About this task
In the comet article, rewrite the part that opens with the words containing "Here’s why you" and closes with "particles, NASA explains.", swapping "C/2022 E3" for "the green comet".
(Study text)
It won’t be the most spectacular — or even the brightest — celestial event in January’s night sky, but if conditions are favorable, stargazers will have a once-in-a-lifetime chance to see a previously unknown comet as it travels past Earth.
Here’s why you will want to keep an eye out for a bright green comet known as C/2022 E3: The last time the comet would have been seen from Earth was approximately 50,000 years ago, according to Space.com. Amazingly, after C/2022 E3 comes within 28 million miles of Earth on February 2, its orbit will take the comet out into deep space – never to be seen from Earth again.
All About C/2022 E3
About the “size of a small town,” a comet essentially is a snowball made of frozen gasses with embedded rock and dust particles, NASA explains.
As a comet nears the sun, it warms up and its ice begins to change from a solid to gas. This produces what’s known as a “coma,” which is the fuzzy-shaped cloud surrounding the ball of ice. The coma, by the way, can be thousands of miles in diameter.
(End Study text)
(Data to examine)
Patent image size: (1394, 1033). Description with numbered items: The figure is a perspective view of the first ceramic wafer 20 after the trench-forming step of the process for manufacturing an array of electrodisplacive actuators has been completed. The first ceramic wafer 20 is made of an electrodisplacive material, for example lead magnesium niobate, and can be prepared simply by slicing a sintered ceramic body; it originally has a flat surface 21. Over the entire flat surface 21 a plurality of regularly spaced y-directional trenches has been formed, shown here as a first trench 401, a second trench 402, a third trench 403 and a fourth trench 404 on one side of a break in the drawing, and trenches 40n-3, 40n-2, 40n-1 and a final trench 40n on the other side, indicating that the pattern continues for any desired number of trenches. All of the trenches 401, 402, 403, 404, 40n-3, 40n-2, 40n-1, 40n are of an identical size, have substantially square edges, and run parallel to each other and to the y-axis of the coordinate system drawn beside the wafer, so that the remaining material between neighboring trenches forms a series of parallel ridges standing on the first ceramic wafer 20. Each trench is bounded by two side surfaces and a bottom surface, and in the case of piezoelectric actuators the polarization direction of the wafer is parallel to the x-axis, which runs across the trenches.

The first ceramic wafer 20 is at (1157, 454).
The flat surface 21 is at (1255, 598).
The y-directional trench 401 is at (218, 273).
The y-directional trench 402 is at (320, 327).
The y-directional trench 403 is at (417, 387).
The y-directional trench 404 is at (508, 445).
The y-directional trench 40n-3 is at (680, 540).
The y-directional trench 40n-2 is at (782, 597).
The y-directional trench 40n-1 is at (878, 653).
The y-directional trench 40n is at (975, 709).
(End Data to examine)
Answer section
Here’s why you will want to keep an eye out for a bright green comet known as the green comet: The last time the comet would have been seen from Earth was approximately 50,000 years ago, according to Space.com. Amazingly, after the green comet comes within 28 million miles of Earth on February 2, its orbit will take the comet out into deep space – never to be seen from Earth again.
All About the green comet
About the “size of a small town,” a comet essentially is a snowball made of frozen gasses with embedded rock and dust particles, NASA explains.